Required work | Every record here should be printed again exactly.

Recorded data |
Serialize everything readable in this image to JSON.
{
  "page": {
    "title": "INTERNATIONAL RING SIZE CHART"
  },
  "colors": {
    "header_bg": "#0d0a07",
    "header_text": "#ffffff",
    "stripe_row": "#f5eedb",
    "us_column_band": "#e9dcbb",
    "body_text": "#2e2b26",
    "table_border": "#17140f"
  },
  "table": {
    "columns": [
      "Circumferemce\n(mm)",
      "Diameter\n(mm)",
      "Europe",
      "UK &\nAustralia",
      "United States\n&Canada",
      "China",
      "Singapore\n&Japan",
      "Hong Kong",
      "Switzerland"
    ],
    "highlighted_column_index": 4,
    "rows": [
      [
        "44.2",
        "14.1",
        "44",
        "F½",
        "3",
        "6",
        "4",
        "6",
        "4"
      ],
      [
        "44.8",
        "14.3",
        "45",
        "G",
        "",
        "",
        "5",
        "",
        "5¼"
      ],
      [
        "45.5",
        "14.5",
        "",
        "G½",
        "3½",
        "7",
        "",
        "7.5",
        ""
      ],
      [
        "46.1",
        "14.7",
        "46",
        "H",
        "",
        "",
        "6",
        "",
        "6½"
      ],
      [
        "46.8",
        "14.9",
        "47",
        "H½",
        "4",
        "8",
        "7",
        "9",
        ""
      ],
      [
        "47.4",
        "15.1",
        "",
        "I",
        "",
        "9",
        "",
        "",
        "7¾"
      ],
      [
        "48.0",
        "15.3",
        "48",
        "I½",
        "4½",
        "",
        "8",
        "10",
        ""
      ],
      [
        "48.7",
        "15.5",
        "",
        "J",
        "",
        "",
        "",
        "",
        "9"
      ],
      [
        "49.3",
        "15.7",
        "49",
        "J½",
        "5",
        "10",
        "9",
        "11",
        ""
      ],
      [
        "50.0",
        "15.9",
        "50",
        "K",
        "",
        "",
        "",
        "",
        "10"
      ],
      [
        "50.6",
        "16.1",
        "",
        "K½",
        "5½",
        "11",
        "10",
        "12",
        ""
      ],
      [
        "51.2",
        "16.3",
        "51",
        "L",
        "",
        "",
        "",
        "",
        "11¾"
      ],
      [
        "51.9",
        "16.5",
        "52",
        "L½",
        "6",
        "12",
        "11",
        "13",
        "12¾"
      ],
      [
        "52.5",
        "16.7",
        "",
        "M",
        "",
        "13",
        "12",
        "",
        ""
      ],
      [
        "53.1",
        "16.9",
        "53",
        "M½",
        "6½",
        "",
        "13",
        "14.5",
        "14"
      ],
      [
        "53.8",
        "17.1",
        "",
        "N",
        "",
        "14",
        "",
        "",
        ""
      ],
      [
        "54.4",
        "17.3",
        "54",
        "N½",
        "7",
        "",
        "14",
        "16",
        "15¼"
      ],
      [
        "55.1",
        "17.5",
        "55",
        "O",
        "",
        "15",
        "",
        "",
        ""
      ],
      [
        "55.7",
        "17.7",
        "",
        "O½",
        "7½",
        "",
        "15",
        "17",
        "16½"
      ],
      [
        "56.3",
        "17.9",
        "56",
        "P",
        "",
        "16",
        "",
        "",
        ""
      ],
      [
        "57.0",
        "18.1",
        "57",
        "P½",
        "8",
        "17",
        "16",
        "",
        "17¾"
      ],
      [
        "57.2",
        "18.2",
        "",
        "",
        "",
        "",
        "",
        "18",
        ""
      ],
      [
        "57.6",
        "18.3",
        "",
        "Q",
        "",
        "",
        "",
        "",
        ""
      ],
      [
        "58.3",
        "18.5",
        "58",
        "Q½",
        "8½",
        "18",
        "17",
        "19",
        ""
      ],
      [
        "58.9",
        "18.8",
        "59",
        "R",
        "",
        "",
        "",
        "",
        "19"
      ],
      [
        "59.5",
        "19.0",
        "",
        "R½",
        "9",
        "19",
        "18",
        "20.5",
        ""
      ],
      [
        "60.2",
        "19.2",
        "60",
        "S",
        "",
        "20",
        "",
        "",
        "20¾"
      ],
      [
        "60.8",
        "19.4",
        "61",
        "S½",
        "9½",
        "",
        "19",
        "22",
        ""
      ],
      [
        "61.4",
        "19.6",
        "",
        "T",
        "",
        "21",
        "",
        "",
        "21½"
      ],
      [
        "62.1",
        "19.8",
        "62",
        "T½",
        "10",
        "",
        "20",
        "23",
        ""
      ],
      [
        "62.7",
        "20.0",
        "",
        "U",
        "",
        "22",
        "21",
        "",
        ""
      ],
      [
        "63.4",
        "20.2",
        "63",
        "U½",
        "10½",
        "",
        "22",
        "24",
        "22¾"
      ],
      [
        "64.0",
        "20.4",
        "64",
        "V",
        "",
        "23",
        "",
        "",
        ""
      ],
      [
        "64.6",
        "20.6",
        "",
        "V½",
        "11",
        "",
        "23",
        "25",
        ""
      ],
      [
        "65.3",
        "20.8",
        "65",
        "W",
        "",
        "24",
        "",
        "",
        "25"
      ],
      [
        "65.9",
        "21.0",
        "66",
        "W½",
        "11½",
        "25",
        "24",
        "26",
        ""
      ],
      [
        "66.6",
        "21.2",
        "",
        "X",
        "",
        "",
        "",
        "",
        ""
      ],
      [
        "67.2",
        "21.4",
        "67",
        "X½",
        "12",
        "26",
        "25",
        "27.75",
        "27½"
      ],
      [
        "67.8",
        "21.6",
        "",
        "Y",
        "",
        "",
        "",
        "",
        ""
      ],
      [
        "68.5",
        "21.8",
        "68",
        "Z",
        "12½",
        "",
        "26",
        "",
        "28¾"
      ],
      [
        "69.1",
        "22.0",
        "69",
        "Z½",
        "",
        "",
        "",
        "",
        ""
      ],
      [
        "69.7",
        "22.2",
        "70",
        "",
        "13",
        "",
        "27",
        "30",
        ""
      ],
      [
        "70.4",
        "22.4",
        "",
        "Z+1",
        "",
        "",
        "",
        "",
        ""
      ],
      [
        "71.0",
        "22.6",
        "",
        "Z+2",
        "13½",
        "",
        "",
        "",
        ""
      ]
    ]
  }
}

Expected output |
Serialize everything readable in this image to JSON.
{
  "page": {
    "title": "INTERNATIONAL RING SIZE CHART"
  },
  "colors": {
    "header_bg": "#0d0a07",
    "header_text": "#ffffff",
    "stripe_row": "#f5eedb",
    "us_column_band": "#e9dcbb",
    "body_text": "#2e2b26",
    "table_border": "#17140f"
  },
  "table": {
    "columns": [
      "Circumferemce\n(mm)",
      "Diameter\n(mm)",
      "Europe",
      "UK &\nAustralia",
      "United States\n&Canada",
      "China",
      "Singapore\n&Japan",
      "Hong Kong",
      "Switzerland"
    ],
    "highlighted_column_index": 4,
    "rows": [
      [
        "44.2",
        "14.1",
        "44",
        "F½",
        "3",
        "6",
        "4",
        "6",
        "4"
      ],
      [
        "44.8",
        "14.3",
        "45",
        "G",
        "",
        "",
        "5",
        "",
        "5¼"
      ],
      [
        "45.5",
        "14.5",
        "",
        "G½",
        "3½",
        "7",
        "",
        "7.5",
        ""
      ],
      [
        "46.1",
        "14.7",
        "46",
        "H",
        "",
        "",
        "6",
        "",
        "6½"
      ],
      [
        "46.8",
        "14.9",
        "47",
        "H½",
        "4",
        "8",
        "7",
        "9",
        ""
      ],
      [
        "47.4",
        "15.1",
        "",
        "I",
        "",
        "9",
        "",
        "",
        "7¾"
      ],
      [
        "48.0",
        "15.3",
        "48",
        "I½",
        "4½",
        "",
        "8",
        "10",
        ""
      ],
      [
        "48.7",
        "15.5",
        "",
        "J",
        "",
        "",
        "",
        "",
        "9"
      ],
      [
        "49.3",
        "15.7",
        "49",
        "J½",
        "5",
        "10",
        "9",
        "11",
        ""
      ],
      [
        "50.0",
        "15.9",
        "50",
        "K",
        "",
        "",
        "",
        "",
        "10"
      ],
      [
        "50.6",
        "16.1",
        "",
        "K½",
        "5½",
        "11",
        "10",
        "12",
        ""
      ],
      [
        "51.2",
        "16.3",
        "51",
        "L",
        "",
        "",
        "",
        "",
        "11¾"
      ],
      [
        "51.9",
        "16.5",
        "52",
        "L½",
        "6",
        "12",
        "11",
        "13",
        "12¾"
      ],
      [
        "52.5",
        "16.7",
        "",
        "M",
        "",
        "13",
        "12",
        "",
        ""
      ],
      [
        "53.1",
        "16.9",
        "53",
        "M½",
        "6½",
        "",
        "13",
        "14.5",
        "14"
      ],
      [
        "53.8",
        "17.1",
        "",
        "N",
        "",
        "14",
        "",
        "",
        ""
      ],
      [
        "54.4",
        "17.3",
        "54",
        "N½",
        "7",
        "",
        "14",
        "16",
        "15¼"
      ],
      [
        "55.1",
        "17.5",
        "55",
        "O",
        "",
        "15",
        "",
        "",
        ""
      ],
      [
        "55.7",
        "17.7",
        "",
        "O½",
        "7½",
        "",
        "15",
        "17",
        "16½"
      ],
      [
        "56.3",
        "17.9",
        "56",
        "P",
        "",
        "16",
        "",
        "",
        ""
      ],
      [
        "57.0",
        "18.1",
        "57",
        "P½",
        "8",
        "17",
        "16",
        "",
        "17¾"
      ],
      [
        "57.2",
        "18.2",
        "",
        "",
        "",
        "",
        "",
        "18",
        ""
      ],
      [
        "57.6",
        "18.3",
        "",
        "Q",
        "",
        "",
        "",
        "",
        ""
      ],
      [
        "58.3",
        "18.5",
        "58",
        "Q½",
        "8½",
        "18",
        "17",
        "19",
        ""
      ],
      [
        "58.9",
        "18.8",
        "59",
        "R",
        "",
        "",
        "",
        "",
        "19"
      ],
      [
        "59.5",
        "19.0",
        "",
        "R½",
        "9",
        "19",
        "18",
        "20.5",
        ""
      ],
      [
        "60.2",
        "19.2",
        "60",
        "S",
        "",
        "20",
        "",
        "",
        "20¾"
      ],
      [
        "60.8",
        "19.4",
        "61",
        "S½",
        "9½",
        "",
        "19",
        "22",
        ""
      ],
      [
        "61.4",
        "19.6",
        "",
        "T",
        "",
        "21",
        "",
        "",
        "21½"
      ],
      [
        "62.1",
        "19.8",
        "62",
        "T½",
        "10",
        "",
        "20",
        "23",
        ""
      ],
      [
        "62.7",
        "20.0",
        "",
        "U",
        "",
        "22",
        "21",
        "",
        ""
      ],
      [
        "63.4",
        "20.2",
        "63",
        "U½",
        "10½",
        "",
        "22",
        "24",
        "22¾"
      ],
      [
        "64.0",
        "20.4",
        "64",
        "V",
        "",
        "23",
        "",
        "",
        ""
      ],
      [
        "64.6",
        "20.6",
        "",
        "V½",
        "11",
        "",
        "23",
        "25",
        ""
      ],
      [
        "65.3",
        "20.8",
        "65",
        "W",
        "",
        "24",
        "",
        "",
        "25"
      ],
      [
        "65.9",
        "21.0",
        "66",
        "W½",
        "11½",
        "25",
        "24",
        "26",
        ""
      ],
      [
        "66.6",
        "21.2",
        "",
        "X",
        "",
        "",
        "",
        "",
        ""
      ],
      [
        "67.2",
        "21.4",
        "67",
        "X½",
        "12",
        "26",
        "25",
        "27.75",
        "27½"
      ],
      [
        "67.8",
        "21.6",
        "",
        "Y",
        "",
        "",
        "",
        "",
        ""
      ],
      [
        "68.5",
        "21.8",
        "68",
        "Z",
        "12½",
        "",
        "26",
        "",
        "28¾"
      ],
      [
        "69.1",
        "22.0",
        "69",
        "Z½",
        "",
        "",
        "",
        "",
        ""
      ],
      [
        "69.7",
        "22.2",
        "70",
        "",
        "13",
        "",
        "27",
        "30",
        ""
      ],
      [
        "70.4",
        "22.4",
        "",
        "Z+1",
        "",
        "",
        "",
        "",
        ""
      ],
      [
        "71.0",
        "22.6",
        "",
        "Z+2",
        "13½",
        "",
        "",
        "",
        ""
      ]
    ]
  }
}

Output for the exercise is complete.